WHAT THIS TASK INVOLVES: Take every line that has the string "favicon" and copy it out.

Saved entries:
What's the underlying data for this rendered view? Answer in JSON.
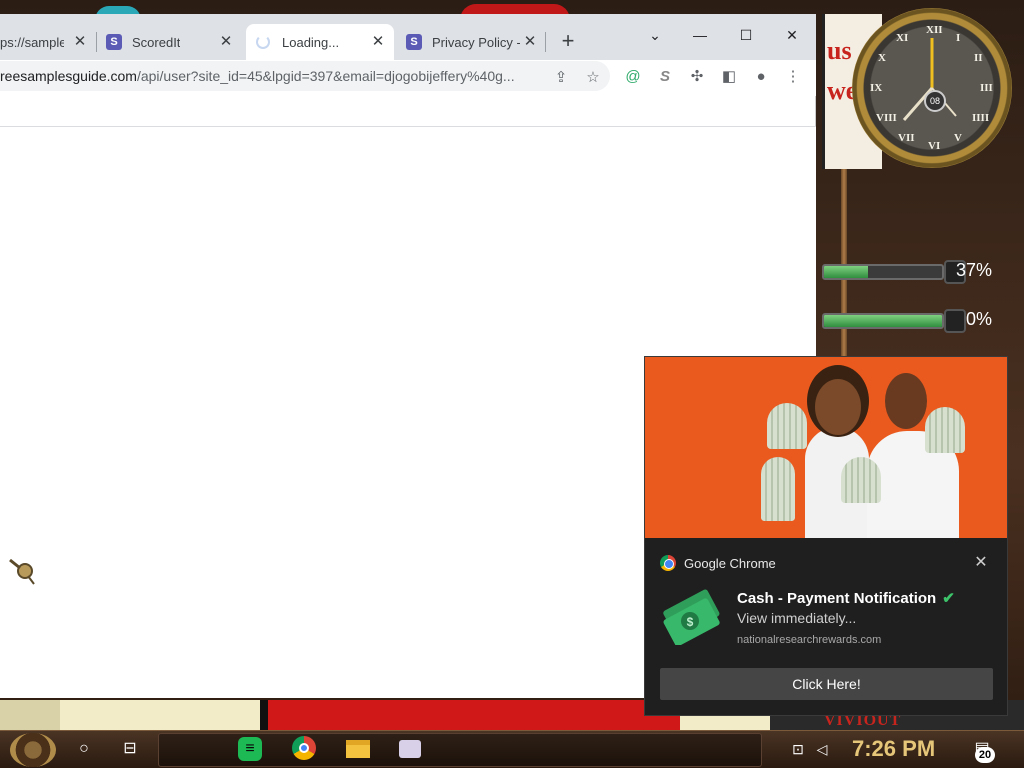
{
  "browser": {
    "tabs": [
      {
        "label": "ps://sample",
        "favicon": "",
        "active": false
      },
      {
        "label": "ScoredIt",
        "favicon": "S",
        "active": false
      },
      {
        "label": "Loading...",
        "favicon": "spinner",
        "active": true
      },
      {
        "label": "Privacy Policy -",
        "favicon": "S",
        "active": false
      }
    ],
    "new_tab": "+",
    "window_controls": {
      "tab_search": "⌄",
      "minimize": "—",
      "maximize": "☐",
      "close": "✕"
    },
    "address": {
      "host": "reesamplesguide.com",
      "path": "/api/user?site_id=45&lpgid=397&email=djogobijeffery%40g..."
    },
    "toolbar_icons": [
      "share-icon",
      "star-icon",
      "extension-icon",
      "s-extension-icon",
      "puzzle-icon",
      "sidepanel-icon",
      "profile-icon",
      "menu-icon"
    ]
  },
  "desktop": {
    "poster_text": "us\nwe",
    "clock_numerals": [
      "XII",
      "I",
      "II",
      "III",
      "IIII",
      "V",
      "VI",
      "VII",
      "VIII",
      "IX",
      "X",
      "XI"
    ],
    "clock_day": "08",
    "meters": [
      {
        "label": "37%",
        "value": 0.37
      },
      {
        "label": "0%",
        "value": 0.0
      }
    ],
    "bottom_text": "VIVIOUT"
  },
  "notification": {
    "app_name": "Google Chrome",
    "title": "Cash - Payment Notification",
    "body": "View immediately...",
    "domain": "nationalresearchrewards.com",
    "action_label": "Click Here!",
    "close": "✕",
    "check_color": "#3dc46a"
  },
  "taskbar": {
    "time": "7:26 PM",
    "notification_count": "20",
    "apps": [
      "cortana-icon",
      "task-view-icon",
      "spotify-icon",
      "chrome-icon",
      "file-explorer-icon",
      "app-icon"
    ]
  }
}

THE SOLUTION:
        "favicon": "",
        "favicon": "S",
        "favicon": "spinner",
        "favicon": "S",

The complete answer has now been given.